— Written instruction —
Transcribe the records below in full; pictures stay out of the copy.

═════ Input data

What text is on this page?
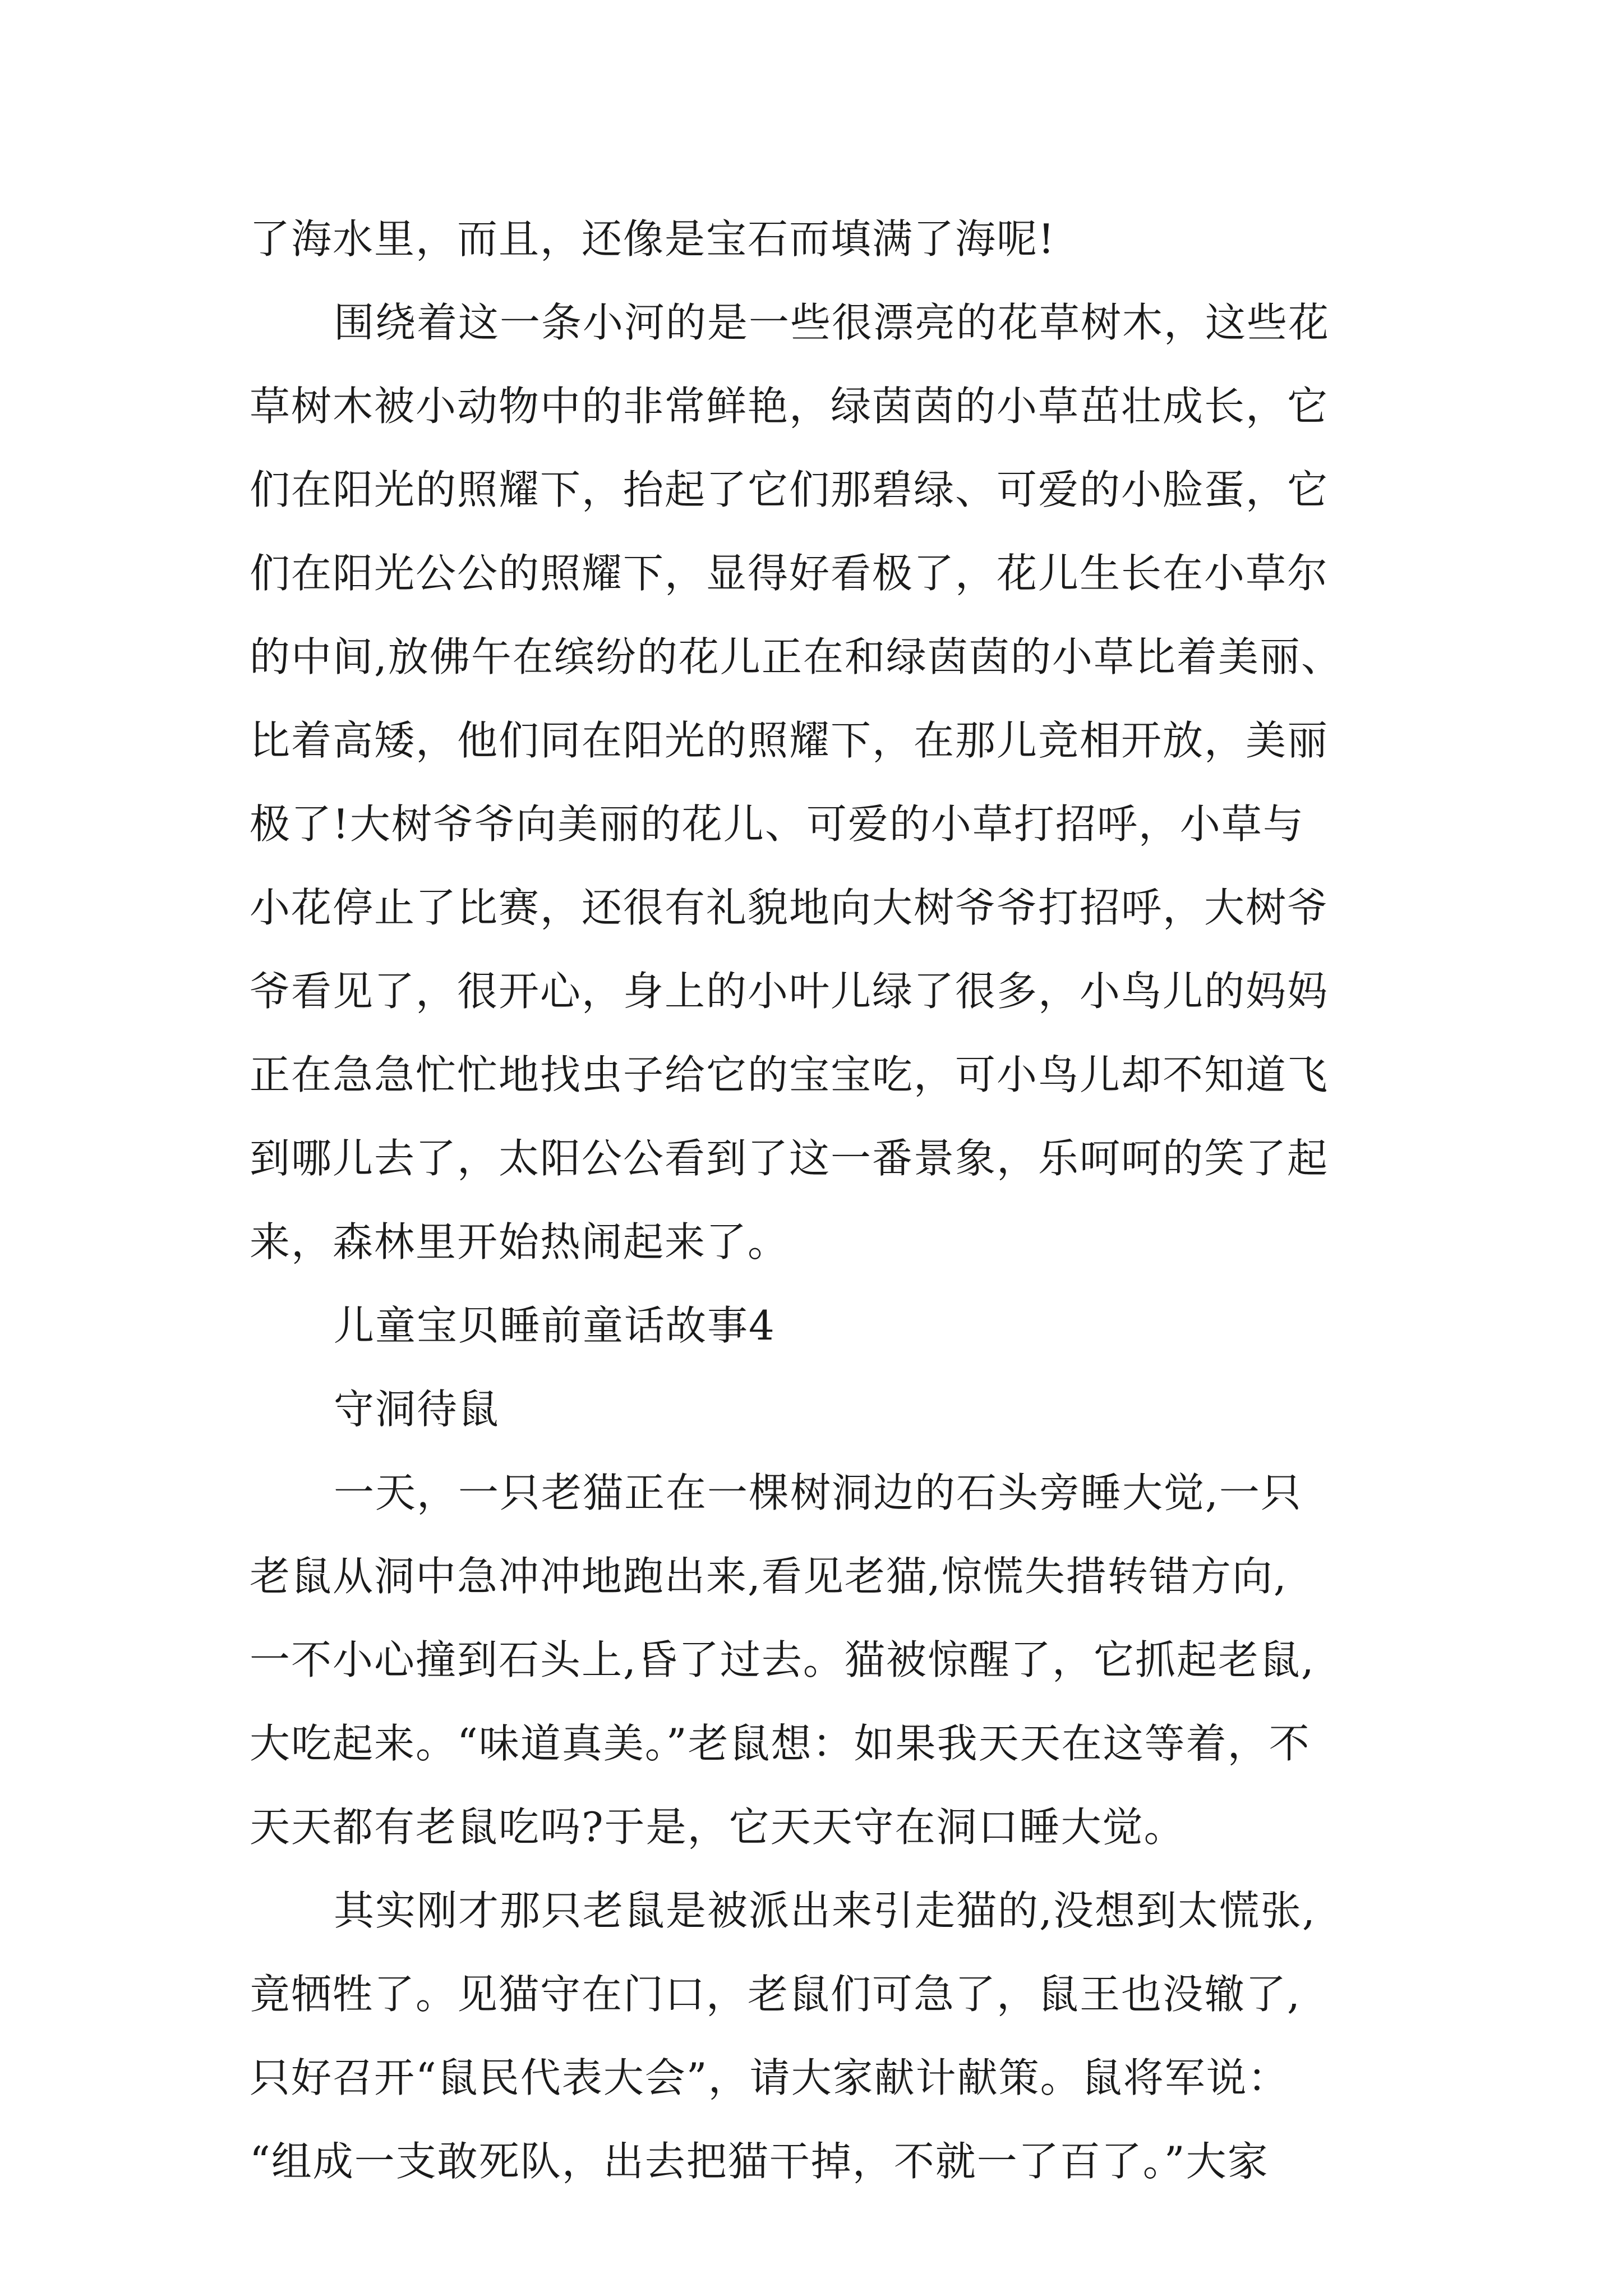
了海水里，而且，还像是宝石而填满了海呢!
围绕着这一条小河的是一些很漂亮的花草树木，这些花
草树木被小动物中的非常鲜艳，绿茵茵的小草茁壮成长，它
们在阳光的照耀下，抬起了它们那碧绿、可爱的小脸蛋，它
们在阳光公公的照耀下，显得好看极了，花儿生长在小草尔
的中间,放佛午在缤纷的花儿正在和绿茵茵的小草比着美丽、
比着高矮，他们同在阳光的照耀下，在那儿竞相开放，美丽
极了!大树爷爷向美丽的花儿、可爱的小草打招呼，小草与
小花停止了比赛，还很有礼貌地向大树爷爷打招呼，大树爷
爷看见了，很开心，身上的小叶儿绿了很多，小鸟儿的妈妈
正在急急忙忙地找虫子给它的宝宝吃，可小鸟儿却不知道飞
到哪儿去了，太阳公公看到了这一番景象，乐呵呵的笑了起
来，森林里开始热闹起来了。
儿童宝贝睡前童话故事4
守洞待鼠
一天，一只老猫正在一棵树洞边的石头旁睡大觉,一只
老鼠从洞中急冲冲地跑出来,看见老猫,惊慌失措转错方向,
一不小心撞到石头上,昏了过去。猫被惊醒了，它抓起老鼠,
大吃起来。“味道真美。”老鼠想：如果我天天在这等着，不
天天都有老鼠吃吗?于是，它天天守在洞口睡大觉。
其实刚才那只老鼠是被派出来引走猫的,没想到太慌张,
竟牺牲了。见猫守在门口，老鼠们可急了，鼠王也没辙了,
只好召开“鼠民代表大会”，请大家献计献策。鼠将军说：
“组成一支敢死队，出去把猫干掉，不就一了百了。”大家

══════════

— Task result —
What text is on this page?
了海水里，而且，还像是宝石而填满了海呢!
围绕着这一条小河的是一些很漂亮的花草树木，这些花
草树木被小动物中的非常鲜艳，绿茵茵的小草茁壮成长，它
们在阳光的照耀下，抬起了它们那碧绿、可爱的小脸蛋，它
们在阳光公公的照耀下，显得好看极了，花儿生长在小草尔
的中间,放佛午在缤纷的花儿正在和绿茵茵的小草比着美丽、
比着高矮，他们同在阳光的照耀下，在那儿竞相开放，美丽
极了!大树爷爷向美丽的花儿、可爱的小草打招呼，小草与
小花停止了比赛，还很有礼貌地向大树爷爷打招呼，大树爷
爷看见了，很开心，身上的小叶儿绿了很多，小鸟儿的妈妈
正在急急忙忙地找虫子给它的宝宝吃，可小鸟儿却不知道飞
到哪儿去了，太阳公公看到了这一番景象，乐呵呵的笑了起
来，森林里开始热闹起来了。
儿童宝贝睡前童话故事4
守洞待鼠
一天，一只老猫正在一棵树洞边的石头旁睡大觉,一只
老鼠从洞中急冲冲地跑出来,看见老猫,惊慌失措转错方向,
一不小心撞到石头上,昏了过去。猫被惊醒了，它抓起老鼠,
大吃起来。“味道真美。”老鼠想：如果我天天在这等着，不
天天都有老鼠吃吗?于是，它天天守在洞口睡大觉。
其实刚才那只老鼠是被派出来引走猫的,没想到太慌张,
竟牺牲了。见猫守在门口，老鼠们可急了，鼠王也没辙了,
只好召开“鼠民代表大会”，请大家献计献策。鼠将军说：
“组成一支敢死队，出去把猫干掉，不就一了百了。”大家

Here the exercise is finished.